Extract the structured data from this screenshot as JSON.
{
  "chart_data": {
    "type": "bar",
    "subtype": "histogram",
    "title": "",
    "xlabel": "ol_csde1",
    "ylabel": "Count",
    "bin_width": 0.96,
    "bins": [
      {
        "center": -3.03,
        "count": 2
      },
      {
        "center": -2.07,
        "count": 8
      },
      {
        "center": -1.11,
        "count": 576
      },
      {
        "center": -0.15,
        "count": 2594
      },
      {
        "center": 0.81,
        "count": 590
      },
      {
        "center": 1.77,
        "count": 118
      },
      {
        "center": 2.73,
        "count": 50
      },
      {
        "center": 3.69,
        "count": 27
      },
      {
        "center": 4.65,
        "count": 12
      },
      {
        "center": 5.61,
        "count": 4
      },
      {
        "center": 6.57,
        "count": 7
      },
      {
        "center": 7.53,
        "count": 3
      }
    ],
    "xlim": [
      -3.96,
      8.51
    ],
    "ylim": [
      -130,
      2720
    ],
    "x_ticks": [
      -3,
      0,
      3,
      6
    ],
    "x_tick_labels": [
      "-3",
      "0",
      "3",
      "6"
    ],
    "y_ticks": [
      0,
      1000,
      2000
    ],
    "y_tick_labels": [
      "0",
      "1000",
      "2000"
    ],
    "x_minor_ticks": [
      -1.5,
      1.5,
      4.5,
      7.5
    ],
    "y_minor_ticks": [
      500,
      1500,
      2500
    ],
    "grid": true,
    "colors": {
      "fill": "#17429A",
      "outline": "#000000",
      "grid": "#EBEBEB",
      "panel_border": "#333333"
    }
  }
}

==

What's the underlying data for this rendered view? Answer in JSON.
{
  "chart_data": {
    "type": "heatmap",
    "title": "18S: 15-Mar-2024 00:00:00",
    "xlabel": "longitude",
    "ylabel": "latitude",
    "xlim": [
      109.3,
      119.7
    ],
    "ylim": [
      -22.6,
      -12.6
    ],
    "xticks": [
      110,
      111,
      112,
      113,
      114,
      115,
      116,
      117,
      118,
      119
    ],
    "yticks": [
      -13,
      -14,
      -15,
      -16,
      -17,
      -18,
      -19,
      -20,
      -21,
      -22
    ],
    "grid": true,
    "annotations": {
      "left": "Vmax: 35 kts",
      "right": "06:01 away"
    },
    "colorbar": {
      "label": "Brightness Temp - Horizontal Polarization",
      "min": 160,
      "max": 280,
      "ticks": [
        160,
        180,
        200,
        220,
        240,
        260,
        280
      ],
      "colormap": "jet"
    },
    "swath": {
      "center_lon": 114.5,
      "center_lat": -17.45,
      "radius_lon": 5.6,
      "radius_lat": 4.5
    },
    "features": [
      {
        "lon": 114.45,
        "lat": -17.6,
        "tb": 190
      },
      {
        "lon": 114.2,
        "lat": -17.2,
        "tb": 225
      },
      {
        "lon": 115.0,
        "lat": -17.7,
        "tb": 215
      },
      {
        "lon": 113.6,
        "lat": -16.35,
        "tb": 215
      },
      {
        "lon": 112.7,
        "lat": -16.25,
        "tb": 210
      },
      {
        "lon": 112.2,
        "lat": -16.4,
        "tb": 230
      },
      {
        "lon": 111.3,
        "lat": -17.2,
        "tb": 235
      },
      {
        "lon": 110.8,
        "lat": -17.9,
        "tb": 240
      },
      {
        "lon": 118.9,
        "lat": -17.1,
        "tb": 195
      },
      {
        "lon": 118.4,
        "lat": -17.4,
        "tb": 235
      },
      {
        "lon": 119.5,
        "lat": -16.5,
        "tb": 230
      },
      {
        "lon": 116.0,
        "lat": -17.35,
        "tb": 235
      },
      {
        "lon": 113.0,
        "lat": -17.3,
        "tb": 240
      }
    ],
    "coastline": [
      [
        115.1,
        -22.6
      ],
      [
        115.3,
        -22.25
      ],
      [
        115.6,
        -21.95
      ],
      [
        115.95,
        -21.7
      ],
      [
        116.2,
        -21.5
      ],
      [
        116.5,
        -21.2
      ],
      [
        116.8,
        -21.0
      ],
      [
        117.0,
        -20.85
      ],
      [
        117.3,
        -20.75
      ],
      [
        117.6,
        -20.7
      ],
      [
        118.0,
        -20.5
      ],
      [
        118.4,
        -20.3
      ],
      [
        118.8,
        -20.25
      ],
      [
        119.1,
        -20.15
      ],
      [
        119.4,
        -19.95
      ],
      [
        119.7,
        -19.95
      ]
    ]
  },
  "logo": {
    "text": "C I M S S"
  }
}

_INSTRUCTIONS TO FOLLOW_: Search the data for the word "this" and copy each line where it appears.

_COMPLETE OUTPUT_:
Extract the structured data from this screenshot as JSON.
What's the underlying data for this rendered view? Answer in JSON.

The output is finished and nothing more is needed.